-- Start STORED DATA --

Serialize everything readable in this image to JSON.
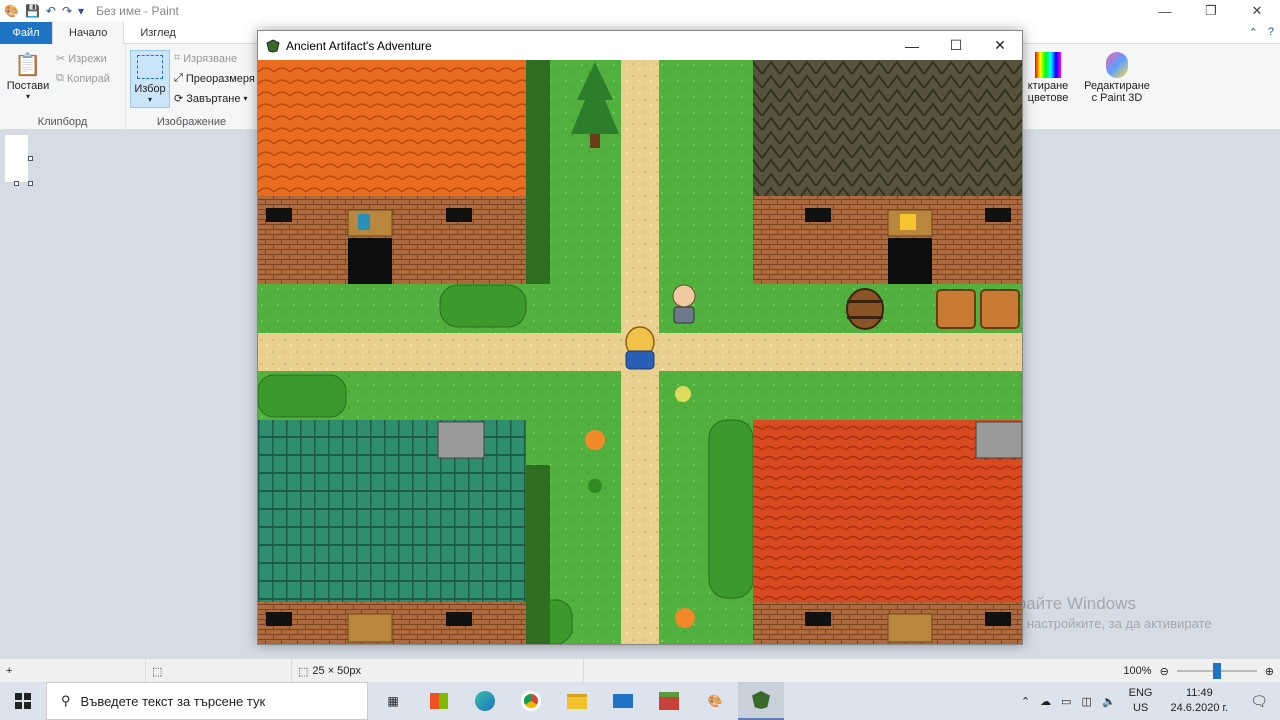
{
  "paint": {
    "title": "Без име - Paint",
    "tabs": [
      "Файл",
      "Начало",
      "Изглед"
    ],
    "clipboard": {
      "paste": "Постави",
      "cut": "Изрежи",
      "copy": "Копирай",
      "group": "Клипборд"
    },
    "image": {
      "select": "Избор",
      "crop": "Изрязване",
      "resize": "Преоразмеря",
      "rotate": "Завъртане",
      "group": "Изображение"
    },
    "edit_colors": [
      "ктиране",
      "цветове"
    ],
    "paint3d": [
      "Редактиране",
      "с Paint 3D"
    ],
    "status": {
      "selection_size": "25 × 50px",
      "zoom": "100%"
    }
  },
  "watermark": {
    "line1": "Активирайте Windows",
    "line2": "Отидете в настройките, за да активирате"
  },
  "game": {
    "title": "Ancient Artifact's Adventure"
  },
  "taskbar": {
    "search_placeholder": "Въведете текст за търсене тук",
    "lang": "ENG",
    "region": "US",
    "time": "11:49",
    "date": "24.6.2020 г."
  },
  "colors": {
    "accent": "#1e73c6",
    "grass": "#4caf3a",
    "path": "#e8cf8e",
    "orange_roof": "#e86a1e",
    "teal_roof": "#2e8a6e",
    "red_roof": "#d9481f",
    "stone_roof": "#4a4a3a",
    "brick": "#a8643a"
  }
}
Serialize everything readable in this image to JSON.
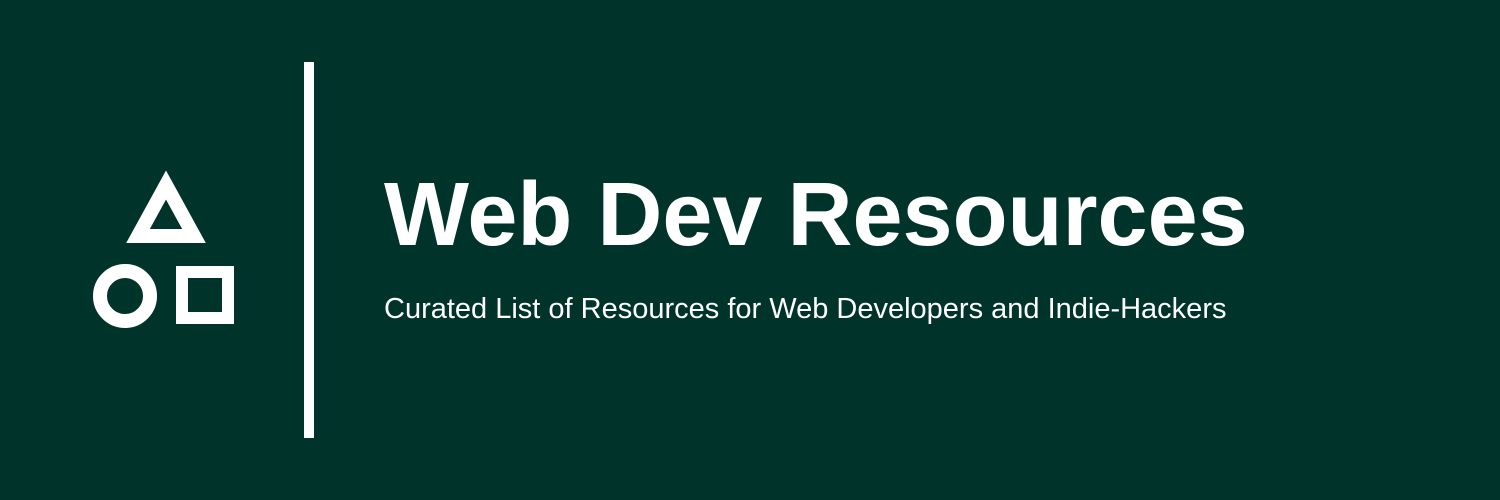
{
  "banner": {
    "title": "Web Dev Resources",
    "subtitle": "Curated List of Resources for Web Developers and Indie-Hackers"
  },
  "logo": {
    "shapes": [
      "triangle-icon",
      "circle-icon",
      "square-icon"
    ]
  },
  "colors": {
    "background": "#003329",
    "foreground": "#ffffff"
  }
}
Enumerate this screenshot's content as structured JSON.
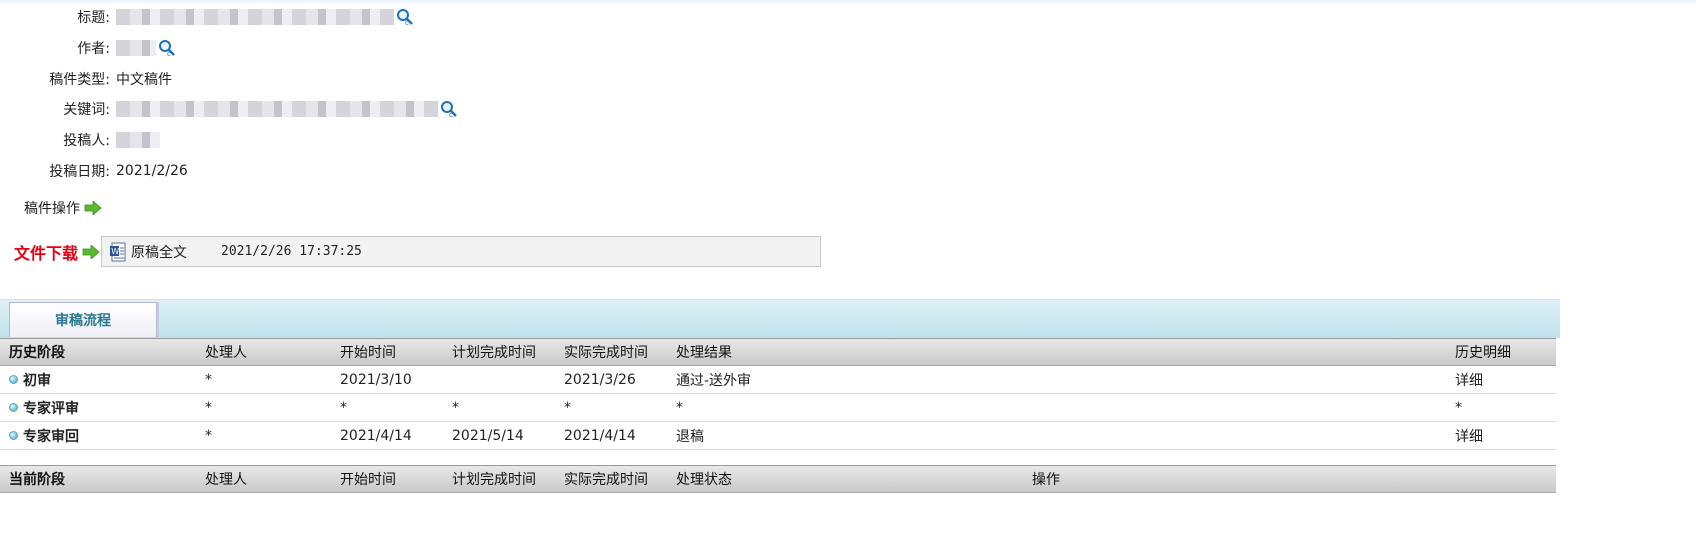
{
  "fields": [
    {
      "label": "标题:",
      "value": "",
      "blurred": true,
      "has_search": true
    },
    {
      "label": "作者:",
      "value": "",
      "blurred": true,
      "has_search": true
    },
    {
      "label": "稿件类型:",
      "value": "中文稿件",
      "blurred": false,
      "has_search": false
    },
    {
      "label": "关键词:",
      "value": "",
      "blurred": true,
      "has_search": true
    },
    {
      "label": "投稿人:",
      "value": "",
      "blurred": true,
      "has_search": false
    },
    {
      "label": "投稿日期:",
      "value": "2021/2/26",
      "blurred": false,
      "has_search": false
    }
  ],
  "operations": {
    "label": "稿件操作"
  },
  "download": {
    "label": "文件下载",
    "file_name": "原稿全文",
    "file_time": "2021/2/26 17:37:25"
  },
  "tab": {
    "label": "审稿流程"
  },
  "history": {
    "headers": [
      "历史阶段",
      "处理人",
      "开始时间",
      "计划完成时间",
      "实际完成时间",
      "处理结果",
      "历史明细"
    ],
    "rows": [
      {
        "stage": "初审",
        "handler": "*",
        "start": "2021/3/10",
        "planned": "",
        "actual": "2021/3/26",
        "result": "通过-送外审",
        "detail": "详细"
      },
      {
        "stage": "专家评审",
        "handler": "*",
        "start": "*",
        "planned": "*",
        "actual": "*",
        "result": "*",
        "detail": "*"
      },
      {
        "stage": "专家审回",
        "handler": "*",
        "start": "2021/4/14",
        "planned": "2021/5/14",
        "actual": "2021/4/14",
        "result": "退稿",
        "detail": "详细"
      }
    ]
  },
  "current": {
    "headers": [
      "当前阶段",
      "处理人",
      "开始时间",
      "计划完成时间",
      "实际完成时间",
      "处理状态",
      "操作"
    ]
  },
  "colors": {
    "download_label": "#e60012",
    "tab_text": "#2b7a94",
    "band": "#bfe2ec",
    "arrow": "#5cb82e"
  },
  "icons": [
    "search-icon",
    "arrow-right-icon",
    "word-doc-icon",
    "bullet-icon"
  ]
}
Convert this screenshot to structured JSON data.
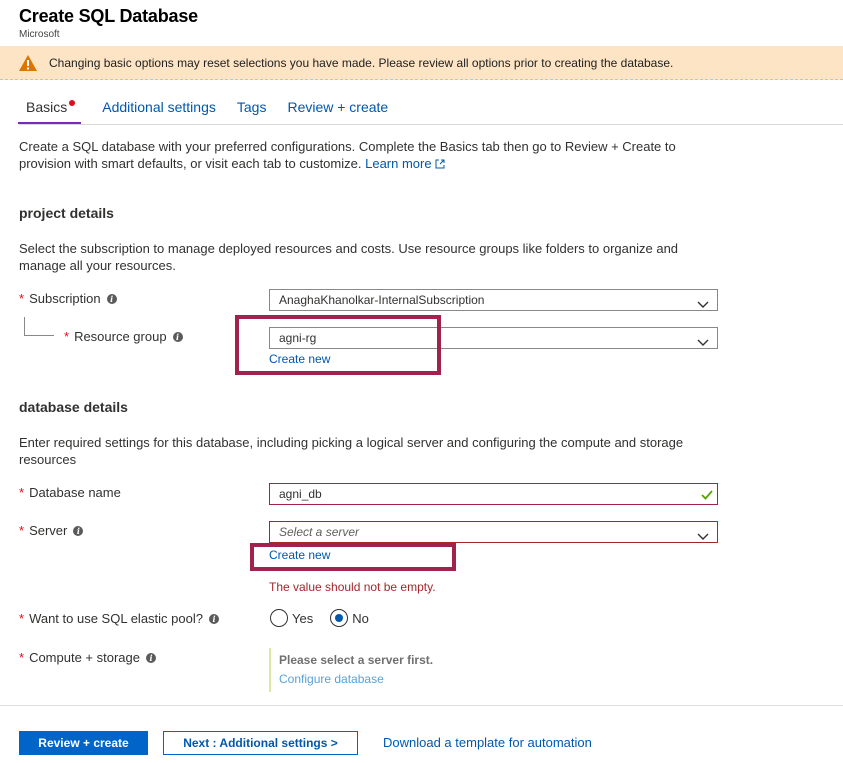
{
  "header": {
    "title": "Create SQL Database",
    "subtitle": "Microsoft"
  },
  "warning": {
    "icon": "warning-icon",
    "text": "Changing basic options may reset selections you have made. Please review all options prior to creating the database."
  },
  "tabs": [
    {
      "label": "Basics",
      "active": true,
      "has_error_dot": true
    },
    {
      "label": "Additional settings",
      "active": false
    },
    {
      "label": "Tags",
      "active": false
    },
    {
      "label": "Review + create",
      "active": false
    }
  ],
  "intro": {
    "text": "Create a SQL database with your preferred configurations. Complete the Basics tab then go to Review + Create to provision with smart defaults, or visit each tab to customize.",
    "learn_more": "Learn more"
  },
  "project_details": {
    "heading": "project details",
    "description": "Select the subscription to manage deployed resources and costs. Use resource groups like folders to organize and manage all your resources.",
    "subscription": {
      "label": "Subscription",
      "value": "AnaghaKhanolkar-InternalSubscription"
    },
    "resource_group": {
      "label": "Resource group",
      "value": "agni-rg",
      "create_new": "Create new"
    }
  },
  "database_details": {
    "heading": "database details",
    "description": "Enter required settings for this database, including picking a logical server and configuring the compute and storage resources",
    "database_name": {
      "label": "Database name",
      "value": "agni_db"
    },
    "server": {
      "label": "Server",
      "placeholder": "Select a server",
      "create_new": "Create new",
      "error": "The value should not be empty."
    },
    "elastic_pool": {
      "label": "Want to use SQL elastic pool?",
      "options": [
        "Yes",
        "No"
      ],
      "selected": "No"
    },
    "compute_storage": {
      "label": "Compute + storage",
      "message": "Please select a server first.",
      "configure_link": "Configure database"
    }
  },
  "footer": {
    "primary_button": "Review + create",
    "next_button": "Next : Additional settings >",
    "template_link": "Download a template for automation"
  },
  "colors": {
    "accent": "#0064c8",
    "link": "#0058ad",
    "error": "#a4262c",
    "required": "#e00b1c",
    "highlight": "#a1224f",
    "warning_bg": "#fce4c4",
    "active_tab_underline": "#7b2bb9",
    "success_check": "#57a300"
  }
}
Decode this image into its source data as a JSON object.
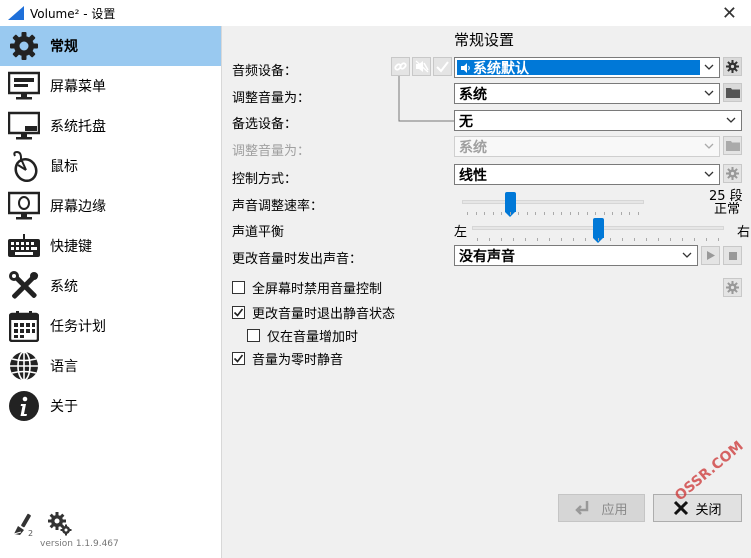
{
  "window": {
    "title": "Volume² - 设置"
  },
  "sidebar": {
    "items": [
      {
        "label": "常规",
        "icon": "gear-icon",
        "active": true
      },
      {
        "label": "屏幕菜单",
        "icon": "monitor-icon"
      },
      {
        "label": "系统托盘",
        "icon": "tray-icon"
      },
      {
        "label": "鼠标",
        "icon": "mouse-icon"
      },
      {
        "label": "屏幕边缘",
        "icon": "screen-edge-icon"
      },
      {
        "label": "快捷键",
        "icon": "keyboard-icon"
      },
      {
        "label": "系统",
        "icon": "tools-icon"
      },
      {
        "label": "任务计划",
        "icon": "calendar-icon"
      },
      {
        "label": "语言",
        "icon": "globe-icon"
      },
      {
        "label": "关于",
        "icon": "info-icon"
      }
    ],
    "version": "version 1.1.9.467",
    "version_digit": "2"
  },
  "main": {
    "heading": "常规设置",
    "audio_device": {
      "label": "音频设备：",
      "value": "系统默认"
    },
    "adjust_volume_1": {
      "label": "调整音量为：",
      "value": "系统"
    },
    "alt_device": {
      "label": "备选设备：",
      "value": "无"
    },
    "adjust_volume_2": {
      "label": "调整音量为：",
      "value": "系统"
    },
    "control_mode": {
      "label": "控制方式：",
      "value": "线性"
    },
    "rate": {
      "label": "声音调整速率：",
      "value_text": "25 段",
      "mode_text": "正常",
      "position": 0.25
    },
    "balance": {
      "label": "声道平衡",
      "left": "左",
      "right": "右",
      "position": 0.5
    },
    "change_sound": {
      "label": "更改音量时发出声音：",
      "value": "没有声音"
    },
    "checkboxes": [
      {
        "label": "全屏幕时禁用音量控制",
        "checked": false
      },
      {
        "label": "更改音量时退出静音状态",
        "checked": true
      },
      {
        "label": "仅在音量增加时",
        "checked": false
      },
      {
        "label": "音量为零时静音",
        "checked": true
      }
    ]
  },
  "buttons": {
    "apply": "应用",
    "close": "关闭"
  },
  "watermark": "OSSR.COM"
}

-- End STORED DATA --

■ **TASK PROMPT**: Set down the line containing "Decode this image", then every later line through the end of the material, exactly as written; omit any picture.

■ **SOLUTION TO THE EXERCISE**:
Decode this image into its source data as a JSON object.
{
  "window": {
    "title": "Volume² - 设置"
  },
  "sidebar": {
    "items": [
      {
        "label": "常规",
        "icon": "gear-icon",
        "active": true
      },
      {
        "label": "屏幕菜单",
        "icon": "monitor-icon"
      },
      {
        "label": "系统托盘",
        "icon": "tray-icon"
      },
      {
        "label": "鼠标",
        "icon": "mouse-icon"
      },
      {
        "label": "屏幕边缘",
        "icon": "screen-edge-icon"
      },
      {
        "label": "快捷键",
        "icon": "keyboard-icon"
      },
      {
        "label": "系统",
        "icon": "tools-icon"
      },
      {
        "label": "任务计划",
        "icon": "calendar-icon"
      },
      {
        "label": "语言",
        "icon": "globe-icon"
      },
      {
        "label": "关于",
        "icon": "info-icon"
      }
    ],
    "version": "version 1.1.9.467",
    "version_digit": "2"
  },
  "main": {
    "heading": "常规设置",
    "audio_device": {
      "label": "音频设备：",
      "value": "系统默认"
    },
    "adjust_volume_1": {
      "label": "调整音量为：",
      "value": "系统"
    },
    "alt_device": {
      "label": "备选设备：",
      "value": "无"
    },
    "adjust_volume_2": {
      "label": "调整音量为：",
      "value": "系统"
    },
    "control_mode": {
      "label": "控制方式：",
      "value": "线性"
    },
    "rate": {
      "label": "声音调整速率：",
      "value_text": "25 段",
      "mode_text": "正常",
      "position": 0.25
    },
    "balance": {
      "label": "声道平衡",
      "left": "左",
      "right": "右",
      "position": 0.5
    },
    "change_sound": {
      "label": "更改音量时发出声音：",
      "value": "没有声音"
    },
    "checkboxes": [
      {
        "label": "全屏幕时禁用音量控制",
        "checked": false
      },
      {
        "label": "更改音量时退出静音状态",
        "checked": true
      },
      {
        "label": "仅在音量增加时",
        "checked": false
      },
      {
        "label": "音量为零时静音",
        "checked": true
      }
    ]
  },
  "buttons": {
    "apply": "应用",
    "close": "关闭"
  },
  "watermark": "OSSR.COM"
}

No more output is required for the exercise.